▶ Element and region data
::::::::

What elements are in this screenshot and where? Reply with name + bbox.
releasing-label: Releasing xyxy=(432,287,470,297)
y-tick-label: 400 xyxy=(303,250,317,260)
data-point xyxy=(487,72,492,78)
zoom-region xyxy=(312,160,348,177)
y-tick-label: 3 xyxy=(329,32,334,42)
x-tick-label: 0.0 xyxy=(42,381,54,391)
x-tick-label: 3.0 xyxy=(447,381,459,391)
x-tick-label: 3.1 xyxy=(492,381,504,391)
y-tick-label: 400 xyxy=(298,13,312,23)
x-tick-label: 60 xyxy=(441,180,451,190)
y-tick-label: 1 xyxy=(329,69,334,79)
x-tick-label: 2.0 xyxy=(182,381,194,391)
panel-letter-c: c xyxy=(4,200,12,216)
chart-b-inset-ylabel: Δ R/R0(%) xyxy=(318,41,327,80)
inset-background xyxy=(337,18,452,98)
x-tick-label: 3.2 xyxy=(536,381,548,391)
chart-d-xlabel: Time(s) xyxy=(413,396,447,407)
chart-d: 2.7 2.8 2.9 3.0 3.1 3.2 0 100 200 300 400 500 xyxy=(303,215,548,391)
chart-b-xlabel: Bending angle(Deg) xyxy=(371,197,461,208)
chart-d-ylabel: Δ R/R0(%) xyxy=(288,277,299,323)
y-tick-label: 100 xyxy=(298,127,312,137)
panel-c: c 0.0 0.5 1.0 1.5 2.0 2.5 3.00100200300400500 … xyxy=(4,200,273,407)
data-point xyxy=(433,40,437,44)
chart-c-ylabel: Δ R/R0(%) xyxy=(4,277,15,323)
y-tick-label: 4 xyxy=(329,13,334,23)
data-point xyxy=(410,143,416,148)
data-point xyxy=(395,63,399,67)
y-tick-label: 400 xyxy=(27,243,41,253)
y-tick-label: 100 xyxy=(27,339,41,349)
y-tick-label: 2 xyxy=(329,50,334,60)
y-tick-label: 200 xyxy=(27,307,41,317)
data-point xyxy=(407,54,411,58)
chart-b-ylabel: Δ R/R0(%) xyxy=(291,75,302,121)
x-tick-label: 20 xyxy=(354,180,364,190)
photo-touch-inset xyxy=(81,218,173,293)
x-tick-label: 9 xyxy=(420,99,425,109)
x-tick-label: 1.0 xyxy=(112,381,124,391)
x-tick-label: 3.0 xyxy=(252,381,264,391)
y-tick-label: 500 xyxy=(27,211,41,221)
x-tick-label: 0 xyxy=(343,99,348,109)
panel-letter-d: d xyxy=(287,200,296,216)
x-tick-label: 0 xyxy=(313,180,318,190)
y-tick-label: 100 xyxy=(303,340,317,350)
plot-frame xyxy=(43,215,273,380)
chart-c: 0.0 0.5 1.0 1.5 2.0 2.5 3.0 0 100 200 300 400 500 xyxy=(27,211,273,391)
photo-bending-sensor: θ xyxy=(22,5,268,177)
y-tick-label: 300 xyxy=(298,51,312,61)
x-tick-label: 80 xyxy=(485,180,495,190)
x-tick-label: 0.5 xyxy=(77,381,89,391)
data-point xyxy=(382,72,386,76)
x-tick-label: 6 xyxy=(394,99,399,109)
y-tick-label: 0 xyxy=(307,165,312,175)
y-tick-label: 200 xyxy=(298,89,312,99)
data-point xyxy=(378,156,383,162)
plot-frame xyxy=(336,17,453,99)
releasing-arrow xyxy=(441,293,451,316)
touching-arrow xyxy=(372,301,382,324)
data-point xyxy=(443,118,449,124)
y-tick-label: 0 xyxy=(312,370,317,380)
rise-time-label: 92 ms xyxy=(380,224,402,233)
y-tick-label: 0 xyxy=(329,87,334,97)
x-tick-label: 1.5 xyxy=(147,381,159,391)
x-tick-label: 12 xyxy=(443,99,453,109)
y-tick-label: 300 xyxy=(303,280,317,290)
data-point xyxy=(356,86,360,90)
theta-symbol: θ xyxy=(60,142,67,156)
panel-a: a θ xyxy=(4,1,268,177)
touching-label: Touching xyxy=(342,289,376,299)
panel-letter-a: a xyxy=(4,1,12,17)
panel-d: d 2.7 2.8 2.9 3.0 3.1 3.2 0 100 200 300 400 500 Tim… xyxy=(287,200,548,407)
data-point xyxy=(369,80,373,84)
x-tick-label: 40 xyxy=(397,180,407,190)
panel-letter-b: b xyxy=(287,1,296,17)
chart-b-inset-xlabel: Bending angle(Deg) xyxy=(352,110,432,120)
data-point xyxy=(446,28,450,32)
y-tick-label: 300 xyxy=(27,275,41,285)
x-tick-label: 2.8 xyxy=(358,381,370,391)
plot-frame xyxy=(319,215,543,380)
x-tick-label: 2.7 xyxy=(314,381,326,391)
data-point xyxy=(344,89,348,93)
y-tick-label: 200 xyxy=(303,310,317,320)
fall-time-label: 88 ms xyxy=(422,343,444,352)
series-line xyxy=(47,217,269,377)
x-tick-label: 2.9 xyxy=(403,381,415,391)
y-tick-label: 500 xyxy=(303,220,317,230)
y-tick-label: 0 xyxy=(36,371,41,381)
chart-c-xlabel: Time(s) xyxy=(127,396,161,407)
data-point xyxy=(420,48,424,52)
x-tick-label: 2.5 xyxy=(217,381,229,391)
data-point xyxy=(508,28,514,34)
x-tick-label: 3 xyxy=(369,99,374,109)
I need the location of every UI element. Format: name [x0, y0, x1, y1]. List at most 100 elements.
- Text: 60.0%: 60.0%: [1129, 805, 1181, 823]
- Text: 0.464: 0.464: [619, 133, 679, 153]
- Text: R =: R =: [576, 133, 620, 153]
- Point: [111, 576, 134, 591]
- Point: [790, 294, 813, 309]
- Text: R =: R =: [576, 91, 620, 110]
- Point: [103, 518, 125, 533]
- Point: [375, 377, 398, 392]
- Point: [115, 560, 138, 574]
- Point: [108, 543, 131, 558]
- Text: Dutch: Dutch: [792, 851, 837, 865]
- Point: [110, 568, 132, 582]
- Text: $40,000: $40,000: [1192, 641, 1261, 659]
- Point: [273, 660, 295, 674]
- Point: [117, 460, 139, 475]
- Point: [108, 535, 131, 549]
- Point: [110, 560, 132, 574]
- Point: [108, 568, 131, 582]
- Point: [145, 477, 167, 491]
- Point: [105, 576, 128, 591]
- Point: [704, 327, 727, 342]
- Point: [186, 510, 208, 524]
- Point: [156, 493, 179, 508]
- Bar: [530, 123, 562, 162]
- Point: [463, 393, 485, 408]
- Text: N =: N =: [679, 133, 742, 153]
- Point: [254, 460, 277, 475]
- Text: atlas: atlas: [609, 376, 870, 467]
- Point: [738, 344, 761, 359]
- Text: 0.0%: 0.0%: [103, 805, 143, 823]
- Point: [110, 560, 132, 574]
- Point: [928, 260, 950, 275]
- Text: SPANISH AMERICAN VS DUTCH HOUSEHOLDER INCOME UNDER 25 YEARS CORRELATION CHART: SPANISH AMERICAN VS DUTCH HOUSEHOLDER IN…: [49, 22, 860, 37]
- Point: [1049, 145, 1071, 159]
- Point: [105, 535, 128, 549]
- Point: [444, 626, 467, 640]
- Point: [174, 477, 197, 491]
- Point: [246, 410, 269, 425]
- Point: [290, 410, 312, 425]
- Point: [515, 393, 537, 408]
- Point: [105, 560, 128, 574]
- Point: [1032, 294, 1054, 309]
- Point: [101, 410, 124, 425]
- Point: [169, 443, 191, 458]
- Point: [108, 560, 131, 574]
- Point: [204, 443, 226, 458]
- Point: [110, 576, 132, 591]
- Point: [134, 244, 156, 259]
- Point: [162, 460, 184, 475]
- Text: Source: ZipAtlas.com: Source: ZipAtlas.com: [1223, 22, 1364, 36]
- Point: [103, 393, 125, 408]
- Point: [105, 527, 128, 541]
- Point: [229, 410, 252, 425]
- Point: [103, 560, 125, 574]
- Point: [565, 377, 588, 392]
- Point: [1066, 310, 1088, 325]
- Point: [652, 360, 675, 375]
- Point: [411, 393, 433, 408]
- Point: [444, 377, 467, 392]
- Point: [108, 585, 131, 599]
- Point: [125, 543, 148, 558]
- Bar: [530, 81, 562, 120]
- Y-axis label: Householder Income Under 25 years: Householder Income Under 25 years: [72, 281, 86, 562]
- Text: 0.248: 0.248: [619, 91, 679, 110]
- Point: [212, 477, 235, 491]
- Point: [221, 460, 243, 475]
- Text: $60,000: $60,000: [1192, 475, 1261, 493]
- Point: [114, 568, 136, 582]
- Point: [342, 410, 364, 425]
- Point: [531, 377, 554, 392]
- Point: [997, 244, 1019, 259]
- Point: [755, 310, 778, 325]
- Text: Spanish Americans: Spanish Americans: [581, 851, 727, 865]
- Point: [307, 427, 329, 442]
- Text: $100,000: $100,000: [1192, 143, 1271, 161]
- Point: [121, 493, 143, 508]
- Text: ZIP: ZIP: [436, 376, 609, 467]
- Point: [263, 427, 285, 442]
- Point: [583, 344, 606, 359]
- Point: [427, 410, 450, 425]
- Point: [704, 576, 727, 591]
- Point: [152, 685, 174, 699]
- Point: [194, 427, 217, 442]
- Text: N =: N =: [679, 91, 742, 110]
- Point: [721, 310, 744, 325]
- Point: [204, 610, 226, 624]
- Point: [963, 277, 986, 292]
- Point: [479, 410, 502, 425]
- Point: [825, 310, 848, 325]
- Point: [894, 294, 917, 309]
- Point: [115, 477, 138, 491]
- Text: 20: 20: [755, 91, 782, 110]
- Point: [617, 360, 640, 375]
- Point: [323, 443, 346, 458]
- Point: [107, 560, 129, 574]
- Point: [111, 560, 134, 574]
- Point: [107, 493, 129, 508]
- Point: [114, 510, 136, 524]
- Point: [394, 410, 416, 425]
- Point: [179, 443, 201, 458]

::::::::

Copy the rows from the first line through the line containing "y-tick-label: 3 xyxy=(329,32,334,42)", both included, exactly as they appear.

▶ Full response
What elements are in this screenshot and where? Reply with name + bbox.
releasing-label: Releasing xyxy=(432,287,470,297)
y-tick-label: 400 xyxy=(303,250,317,260)
data-point xyxy=(487,72,492,78)
zoom-region xyxy=(312,160,348,177)
y-tick-label: 3 xyxy=(329,32,334,42)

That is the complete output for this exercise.